##### Excerpted records #####
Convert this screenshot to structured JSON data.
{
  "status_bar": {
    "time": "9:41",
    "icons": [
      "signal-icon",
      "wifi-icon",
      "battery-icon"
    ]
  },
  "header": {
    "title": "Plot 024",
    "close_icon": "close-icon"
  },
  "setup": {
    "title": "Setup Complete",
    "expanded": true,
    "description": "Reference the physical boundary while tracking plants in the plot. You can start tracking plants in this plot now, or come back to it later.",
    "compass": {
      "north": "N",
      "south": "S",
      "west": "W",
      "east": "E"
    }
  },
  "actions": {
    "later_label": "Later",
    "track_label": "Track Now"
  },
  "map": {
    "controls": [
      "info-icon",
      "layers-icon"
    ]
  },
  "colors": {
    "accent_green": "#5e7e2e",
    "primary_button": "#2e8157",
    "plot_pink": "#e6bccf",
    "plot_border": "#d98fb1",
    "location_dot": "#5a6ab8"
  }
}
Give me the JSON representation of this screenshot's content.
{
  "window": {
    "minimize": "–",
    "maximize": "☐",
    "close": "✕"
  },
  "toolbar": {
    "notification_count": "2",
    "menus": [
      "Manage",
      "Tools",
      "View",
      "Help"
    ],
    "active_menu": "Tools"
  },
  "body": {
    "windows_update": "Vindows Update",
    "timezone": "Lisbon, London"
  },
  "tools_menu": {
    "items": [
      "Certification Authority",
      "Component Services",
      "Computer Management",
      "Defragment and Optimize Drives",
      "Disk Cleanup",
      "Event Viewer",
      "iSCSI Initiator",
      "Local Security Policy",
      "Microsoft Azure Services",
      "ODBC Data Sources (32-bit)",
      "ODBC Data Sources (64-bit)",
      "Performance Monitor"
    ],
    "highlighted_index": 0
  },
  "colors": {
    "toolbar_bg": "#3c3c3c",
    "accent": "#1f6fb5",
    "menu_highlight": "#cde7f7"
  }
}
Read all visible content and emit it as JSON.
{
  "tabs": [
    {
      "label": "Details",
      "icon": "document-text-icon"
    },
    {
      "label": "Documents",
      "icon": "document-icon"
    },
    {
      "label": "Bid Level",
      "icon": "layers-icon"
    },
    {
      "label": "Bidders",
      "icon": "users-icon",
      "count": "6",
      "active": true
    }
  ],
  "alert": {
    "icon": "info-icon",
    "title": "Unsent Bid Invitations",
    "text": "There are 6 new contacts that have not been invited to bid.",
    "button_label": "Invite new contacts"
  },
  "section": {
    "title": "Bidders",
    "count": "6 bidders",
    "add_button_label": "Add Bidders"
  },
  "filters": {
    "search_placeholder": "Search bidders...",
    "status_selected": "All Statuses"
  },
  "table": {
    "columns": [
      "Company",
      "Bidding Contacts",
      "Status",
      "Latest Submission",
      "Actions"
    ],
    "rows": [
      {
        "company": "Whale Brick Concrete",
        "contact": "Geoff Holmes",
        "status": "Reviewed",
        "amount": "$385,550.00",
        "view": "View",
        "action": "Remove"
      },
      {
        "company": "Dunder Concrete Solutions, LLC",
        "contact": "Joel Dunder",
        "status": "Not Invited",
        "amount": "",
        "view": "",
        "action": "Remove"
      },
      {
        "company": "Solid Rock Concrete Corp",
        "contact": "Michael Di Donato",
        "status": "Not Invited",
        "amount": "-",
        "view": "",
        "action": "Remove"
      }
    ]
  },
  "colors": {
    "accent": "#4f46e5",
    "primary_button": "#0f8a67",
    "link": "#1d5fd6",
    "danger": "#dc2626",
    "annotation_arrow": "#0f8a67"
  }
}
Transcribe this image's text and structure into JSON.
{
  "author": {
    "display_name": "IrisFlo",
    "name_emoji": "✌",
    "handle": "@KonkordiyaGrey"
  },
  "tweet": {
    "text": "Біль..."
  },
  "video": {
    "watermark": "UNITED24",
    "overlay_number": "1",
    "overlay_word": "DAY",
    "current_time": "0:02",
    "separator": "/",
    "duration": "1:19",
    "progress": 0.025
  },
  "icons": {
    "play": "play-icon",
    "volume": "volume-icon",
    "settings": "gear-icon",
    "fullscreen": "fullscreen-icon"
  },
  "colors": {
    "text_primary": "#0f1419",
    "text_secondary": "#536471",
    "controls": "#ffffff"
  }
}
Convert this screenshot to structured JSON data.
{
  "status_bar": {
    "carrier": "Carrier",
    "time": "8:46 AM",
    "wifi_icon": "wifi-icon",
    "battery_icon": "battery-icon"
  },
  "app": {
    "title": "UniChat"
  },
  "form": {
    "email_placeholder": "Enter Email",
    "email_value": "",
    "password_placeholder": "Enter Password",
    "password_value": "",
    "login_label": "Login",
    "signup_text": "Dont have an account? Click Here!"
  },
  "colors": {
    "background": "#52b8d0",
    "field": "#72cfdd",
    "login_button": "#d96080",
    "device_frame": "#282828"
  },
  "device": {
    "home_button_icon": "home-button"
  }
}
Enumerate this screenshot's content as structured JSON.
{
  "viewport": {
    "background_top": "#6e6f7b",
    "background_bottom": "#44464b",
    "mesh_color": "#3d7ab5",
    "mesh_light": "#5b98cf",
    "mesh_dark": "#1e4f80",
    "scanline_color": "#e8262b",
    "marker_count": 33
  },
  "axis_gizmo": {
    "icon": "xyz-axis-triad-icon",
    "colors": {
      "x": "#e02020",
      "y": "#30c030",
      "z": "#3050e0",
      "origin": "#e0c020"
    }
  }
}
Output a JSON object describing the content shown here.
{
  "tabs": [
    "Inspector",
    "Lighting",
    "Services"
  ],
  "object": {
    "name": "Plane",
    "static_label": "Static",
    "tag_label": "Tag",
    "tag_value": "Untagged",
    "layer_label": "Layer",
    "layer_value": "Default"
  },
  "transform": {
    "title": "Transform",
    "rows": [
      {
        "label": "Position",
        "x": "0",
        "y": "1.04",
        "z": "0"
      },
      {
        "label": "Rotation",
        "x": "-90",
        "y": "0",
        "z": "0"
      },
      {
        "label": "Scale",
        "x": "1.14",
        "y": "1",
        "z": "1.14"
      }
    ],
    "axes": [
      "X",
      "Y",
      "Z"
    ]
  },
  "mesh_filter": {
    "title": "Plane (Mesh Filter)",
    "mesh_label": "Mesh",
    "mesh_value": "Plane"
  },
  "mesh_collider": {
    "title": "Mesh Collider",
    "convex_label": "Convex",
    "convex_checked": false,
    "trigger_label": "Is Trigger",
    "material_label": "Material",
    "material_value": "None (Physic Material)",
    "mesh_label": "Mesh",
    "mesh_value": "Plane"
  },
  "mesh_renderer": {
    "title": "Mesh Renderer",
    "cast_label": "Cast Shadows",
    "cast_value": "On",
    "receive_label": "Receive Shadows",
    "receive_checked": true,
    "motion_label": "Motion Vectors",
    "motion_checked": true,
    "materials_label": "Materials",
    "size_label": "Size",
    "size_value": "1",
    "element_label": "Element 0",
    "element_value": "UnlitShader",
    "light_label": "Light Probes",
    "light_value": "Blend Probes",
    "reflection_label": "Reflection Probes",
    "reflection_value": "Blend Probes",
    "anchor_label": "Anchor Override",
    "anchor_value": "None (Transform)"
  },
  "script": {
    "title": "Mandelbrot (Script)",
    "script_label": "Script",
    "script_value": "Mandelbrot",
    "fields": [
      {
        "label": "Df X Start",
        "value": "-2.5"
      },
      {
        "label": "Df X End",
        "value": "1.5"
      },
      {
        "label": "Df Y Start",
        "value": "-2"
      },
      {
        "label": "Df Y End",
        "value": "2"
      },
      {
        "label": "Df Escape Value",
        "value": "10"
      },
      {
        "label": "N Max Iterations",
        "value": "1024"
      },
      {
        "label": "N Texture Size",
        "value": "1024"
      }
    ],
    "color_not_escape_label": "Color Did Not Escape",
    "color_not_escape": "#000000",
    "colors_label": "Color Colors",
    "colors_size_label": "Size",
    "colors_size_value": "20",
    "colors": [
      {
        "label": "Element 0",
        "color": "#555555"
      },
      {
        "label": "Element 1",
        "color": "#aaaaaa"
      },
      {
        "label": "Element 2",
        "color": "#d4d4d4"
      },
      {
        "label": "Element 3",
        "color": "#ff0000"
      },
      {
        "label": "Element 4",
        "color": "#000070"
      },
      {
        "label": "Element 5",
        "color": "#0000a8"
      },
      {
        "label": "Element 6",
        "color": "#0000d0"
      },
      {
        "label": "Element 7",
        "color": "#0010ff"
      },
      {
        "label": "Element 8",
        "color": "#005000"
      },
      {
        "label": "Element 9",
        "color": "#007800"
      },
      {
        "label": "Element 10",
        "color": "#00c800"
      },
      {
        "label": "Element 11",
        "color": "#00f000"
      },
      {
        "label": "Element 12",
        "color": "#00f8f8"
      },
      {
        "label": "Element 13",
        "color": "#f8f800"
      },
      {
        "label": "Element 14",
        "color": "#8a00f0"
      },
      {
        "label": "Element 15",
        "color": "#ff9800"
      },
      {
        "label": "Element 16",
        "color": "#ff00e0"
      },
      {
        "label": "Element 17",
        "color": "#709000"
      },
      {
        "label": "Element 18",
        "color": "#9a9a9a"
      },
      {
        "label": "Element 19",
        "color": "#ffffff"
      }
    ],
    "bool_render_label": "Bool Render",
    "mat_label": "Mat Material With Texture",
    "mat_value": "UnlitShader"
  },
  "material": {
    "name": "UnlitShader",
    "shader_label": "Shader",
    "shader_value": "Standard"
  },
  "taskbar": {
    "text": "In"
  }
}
#####
■ **Prompt**: Check each line of the records above for the string "content", and report every line that has it.

■ **Answer below**:
Give me the JSON representation of this screenshot's content.
Read all visible content and emit it as JSON.
Enumerate this screenshot's content as structured JSON.
Output a JSON object describing the content shown here.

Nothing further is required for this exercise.